ISTRUZIONI
• A. Riassumi in due frasi il brano sul Consiglio Superiore e la legge.
• B. Prosegui il brano sul Consiglio Superiore e la legge dopo la sua ultima frase.

BRANO FORNITO
╭──

Più delicato appare invece il problema del rapporto tra attribuzioni del Consiglio e potere legislativo. Al riguardo il richiamo necessario è ancora all’art. 105, laddove precisa che le attribuzioni ivi indicate spettano al Consiglio “secondo le norme sull’ ordinamento giudiziario”. L’inciso può essere, almeno all’apparenza, non sufficientemente chiaro e potrebbe forse autorizzare interpretazioni fuorvianti e limitative del ruolo e delle competenze del Consiglio Superiore. Se ne potrebbe ad esempio riduttivamente arguire che in tanto queste attribuzioni possono essere esercitate in quanto ciò disponga la relativa legge in materia, la quale, altresì, potrebbe liberamente regolarle, fino a configurarle, in fattispecie sufficientemente specificate, come veri e propri atti dovuti. Il potere relativo all’adozione di determinati atti si risolverebbe, in questo caso, in un mero procedimento di imputazione soggettiva, al più preceduto dalla mera verifica delle condizioni di fatto richieste dalla legge per la produzione di un determinato effetto giuridico. E ciò perché, nello specifico, in relazione alle disposizioni normative che disciplinano la riammissione in servizio dei magistrati prosciolti in sede penale, non sarebbe d’altra parte difficile dimostrare che la relativa legge introduce norme che in senso oggettivo, con riguardo cioè al loro obiettivo contenuto, vanno a regolare situazioni che appartengono alla materia di ordinamento giudiziario.

╰──

DATI FORNITI
╭──

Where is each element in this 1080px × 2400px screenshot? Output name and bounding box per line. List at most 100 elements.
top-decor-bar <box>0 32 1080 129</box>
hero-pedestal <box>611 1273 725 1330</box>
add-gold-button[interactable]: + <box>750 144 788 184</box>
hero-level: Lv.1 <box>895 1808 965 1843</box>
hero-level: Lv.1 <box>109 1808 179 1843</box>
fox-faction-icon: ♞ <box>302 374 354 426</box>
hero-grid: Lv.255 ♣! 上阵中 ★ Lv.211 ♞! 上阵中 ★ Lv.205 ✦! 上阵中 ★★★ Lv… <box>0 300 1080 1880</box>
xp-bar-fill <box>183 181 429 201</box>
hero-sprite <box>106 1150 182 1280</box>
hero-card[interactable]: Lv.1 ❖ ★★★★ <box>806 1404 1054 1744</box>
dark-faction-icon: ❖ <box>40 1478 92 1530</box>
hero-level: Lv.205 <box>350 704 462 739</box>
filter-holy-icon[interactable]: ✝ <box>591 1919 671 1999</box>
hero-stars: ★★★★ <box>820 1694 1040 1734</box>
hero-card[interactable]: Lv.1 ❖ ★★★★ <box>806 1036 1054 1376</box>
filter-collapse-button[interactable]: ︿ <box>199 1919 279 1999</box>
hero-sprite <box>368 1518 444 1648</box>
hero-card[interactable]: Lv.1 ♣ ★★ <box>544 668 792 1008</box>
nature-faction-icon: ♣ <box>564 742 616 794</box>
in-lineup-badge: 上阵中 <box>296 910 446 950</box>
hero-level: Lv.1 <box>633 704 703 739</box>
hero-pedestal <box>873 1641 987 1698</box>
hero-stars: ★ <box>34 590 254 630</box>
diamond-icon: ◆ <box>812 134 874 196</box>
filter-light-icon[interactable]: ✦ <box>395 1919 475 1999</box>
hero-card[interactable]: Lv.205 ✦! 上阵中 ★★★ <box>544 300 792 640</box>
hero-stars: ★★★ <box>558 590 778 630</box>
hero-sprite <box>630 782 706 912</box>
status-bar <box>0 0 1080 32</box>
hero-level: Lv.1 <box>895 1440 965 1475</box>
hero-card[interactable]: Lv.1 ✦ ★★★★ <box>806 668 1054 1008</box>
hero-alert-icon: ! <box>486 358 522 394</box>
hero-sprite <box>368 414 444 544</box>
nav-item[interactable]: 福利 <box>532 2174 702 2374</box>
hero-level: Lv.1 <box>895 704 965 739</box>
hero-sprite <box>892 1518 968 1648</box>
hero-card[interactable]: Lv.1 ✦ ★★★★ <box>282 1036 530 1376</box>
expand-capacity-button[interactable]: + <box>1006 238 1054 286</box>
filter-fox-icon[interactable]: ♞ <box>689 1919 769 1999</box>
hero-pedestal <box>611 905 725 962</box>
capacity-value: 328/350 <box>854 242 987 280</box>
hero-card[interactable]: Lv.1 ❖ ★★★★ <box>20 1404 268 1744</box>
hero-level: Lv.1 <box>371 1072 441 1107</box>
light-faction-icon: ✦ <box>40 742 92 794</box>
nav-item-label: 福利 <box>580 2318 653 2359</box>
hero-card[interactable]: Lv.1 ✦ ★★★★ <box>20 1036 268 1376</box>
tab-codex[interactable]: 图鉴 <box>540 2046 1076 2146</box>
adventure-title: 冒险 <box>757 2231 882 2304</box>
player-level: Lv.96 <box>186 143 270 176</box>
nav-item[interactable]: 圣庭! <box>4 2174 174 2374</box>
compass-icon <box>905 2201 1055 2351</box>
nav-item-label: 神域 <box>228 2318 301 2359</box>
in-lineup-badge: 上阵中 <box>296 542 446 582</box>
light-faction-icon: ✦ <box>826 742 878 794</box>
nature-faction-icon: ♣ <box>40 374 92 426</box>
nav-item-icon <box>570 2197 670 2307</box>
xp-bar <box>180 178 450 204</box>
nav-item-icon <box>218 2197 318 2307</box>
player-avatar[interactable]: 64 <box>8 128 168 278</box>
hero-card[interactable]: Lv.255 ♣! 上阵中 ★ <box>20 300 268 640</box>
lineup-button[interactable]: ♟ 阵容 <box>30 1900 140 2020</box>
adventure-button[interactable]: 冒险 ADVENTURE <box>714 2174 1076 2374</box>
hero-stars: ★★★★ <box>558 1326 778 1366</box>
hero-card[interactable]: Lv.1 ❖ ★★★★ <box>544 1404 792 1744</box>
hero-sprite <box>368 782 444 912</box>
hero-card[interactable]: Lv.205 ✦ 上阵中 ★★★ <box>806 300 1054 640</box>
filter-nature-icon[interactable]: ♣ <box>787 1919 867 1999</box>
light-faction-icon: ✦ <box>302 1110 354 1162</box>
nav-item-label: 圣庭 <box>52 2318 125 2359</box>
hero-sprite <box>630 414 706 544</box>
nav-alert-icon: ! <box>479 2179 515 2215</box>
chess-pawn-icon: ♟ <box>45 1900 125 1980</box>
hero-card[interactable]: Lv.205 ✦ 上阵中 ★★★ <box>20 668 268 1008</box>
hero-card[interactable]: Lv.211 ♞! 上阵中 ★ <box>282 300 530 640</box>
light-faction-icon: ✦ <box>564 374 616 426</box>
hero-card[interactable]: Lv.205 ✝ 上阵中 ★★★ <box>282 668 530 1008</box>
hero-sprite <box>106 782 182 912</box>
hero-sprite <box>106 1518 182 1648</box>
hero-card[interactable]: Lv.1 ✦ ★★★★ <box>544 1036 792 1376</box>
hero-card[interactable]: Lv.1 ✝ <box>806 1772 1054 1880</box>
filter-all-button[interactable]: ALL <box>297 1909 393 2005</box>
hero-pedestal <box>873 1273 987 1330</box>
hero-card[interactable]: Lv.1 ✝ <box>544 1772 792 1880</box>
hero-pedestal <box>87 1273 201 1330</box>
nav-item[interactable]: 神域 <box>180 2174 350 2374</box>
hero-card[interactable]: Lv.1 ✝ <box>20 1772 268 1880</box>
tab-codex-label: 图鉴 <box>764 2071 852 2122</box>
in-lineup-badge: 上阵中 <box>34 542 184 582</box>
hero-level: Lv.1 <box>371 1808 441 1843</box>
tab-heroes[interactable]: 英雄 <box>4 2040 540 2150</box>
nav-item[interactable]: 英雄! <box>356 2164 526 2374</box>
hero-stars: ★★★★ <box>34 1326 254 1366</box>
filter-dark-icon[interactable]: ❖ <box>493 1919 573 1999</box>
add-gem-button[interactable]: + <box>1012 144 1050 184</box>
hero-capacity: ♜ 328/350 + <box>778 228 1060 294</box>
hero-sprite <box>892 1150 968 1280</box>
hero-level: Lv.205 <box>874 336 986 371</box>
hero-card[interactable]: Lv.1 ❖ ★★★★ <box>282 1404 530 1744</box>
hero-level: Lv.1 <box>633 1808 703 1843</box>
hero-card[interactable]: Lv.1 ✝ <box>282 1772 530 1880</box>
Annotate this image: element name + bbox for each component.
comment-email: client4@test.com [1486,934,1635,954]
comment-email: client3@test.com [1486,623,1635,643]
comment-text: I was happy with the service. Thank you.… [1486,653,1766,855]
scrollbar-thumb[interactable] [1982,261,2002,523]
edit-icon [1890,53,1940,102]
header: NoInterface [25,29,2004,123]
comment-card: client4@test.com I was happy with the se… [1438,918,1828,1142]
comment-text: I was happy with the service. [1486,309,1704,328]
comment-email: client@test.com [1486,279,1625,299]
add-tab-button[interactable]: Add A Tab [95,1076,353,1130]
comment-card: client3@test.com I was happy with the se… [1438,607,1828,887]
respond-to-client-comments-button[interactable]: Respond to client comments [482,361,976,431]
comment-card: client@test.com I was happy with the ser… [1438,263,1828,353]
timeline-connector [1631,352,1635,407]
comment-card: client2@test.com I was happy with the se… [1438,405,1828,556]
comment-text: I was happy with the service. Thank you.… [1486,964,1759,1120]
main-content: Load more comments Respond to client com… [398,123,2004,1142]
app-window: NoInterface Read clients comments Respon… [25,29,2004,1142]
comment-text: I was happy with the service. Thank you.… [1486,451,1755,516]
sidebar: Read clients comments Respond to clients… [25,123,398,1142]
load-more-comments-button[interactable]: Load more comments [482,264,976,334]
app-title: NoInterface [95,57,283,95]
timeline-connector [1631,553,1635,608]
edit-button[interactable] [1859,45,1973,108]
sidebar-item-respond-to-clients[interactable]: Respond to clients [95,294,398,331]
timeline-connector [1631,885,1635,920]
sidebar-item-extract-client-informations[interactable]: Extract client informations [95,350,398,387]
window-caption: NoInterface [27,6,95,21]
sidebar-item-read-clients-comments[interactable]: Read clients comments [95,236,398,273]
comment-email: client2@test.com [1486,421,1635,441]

╰──

RISPOSTE ATTESE
• A. Il rapporto tra le attribuzioni del Consiglio Superiore e il potere legislativo appare delicato, perché l'art. 105 assegna tali attribuzioni al Consiglio "secondo le norme sull'ordinamento giudiziario", un inciso che all'apparenza può risultare poco chiaro. Se ne potrebbe ricavare, in modo riduttivo, che il Consiglio le eserciti solo in quanto lo disponga la legge, la quale potrebbe regolarle liberamente fino a farne veri e propri atti dovuti, preceduti al più dalla verifica delle condizioni di fatto richieste.

• B.
L’interpretazione appena prospettata si appalesa, tuttavia, largamente insoddisfacente, perché non aderente allo spirito della Carta costituzionale, fondato sul principio della tripartizione dei poteri. Se, invero, si ha riguardo all’impianto complessivo delle norme costituzionali in materia, chiaramente animate dalla preoccupazione di salvaguardare l’autonomia e l’indipendenza dell’ordine giudiziario dagli altri poteri dello Stato, non può che ritenersi come tali valori debbano caratterizzare lo stesso contenuto dei provvedimenti incidenti sullo status dei magistrati e che tale salvaguardia trovi il suo esclusivo canale di realizzazione proprio nella attribuzione sostanziale ad adottare tali atti al Consiglio superiore della magistratura. La riserva di legge posta dall’art. 105 riguarda innanzi tutto, anche storicamente, il potere esecutivo. Essa interessa, poi, lo stesso Consiglio Superiore, dal momento che richiama l’esigenza di legalità dell’esercizio dei suoi poteri e attribuzioni.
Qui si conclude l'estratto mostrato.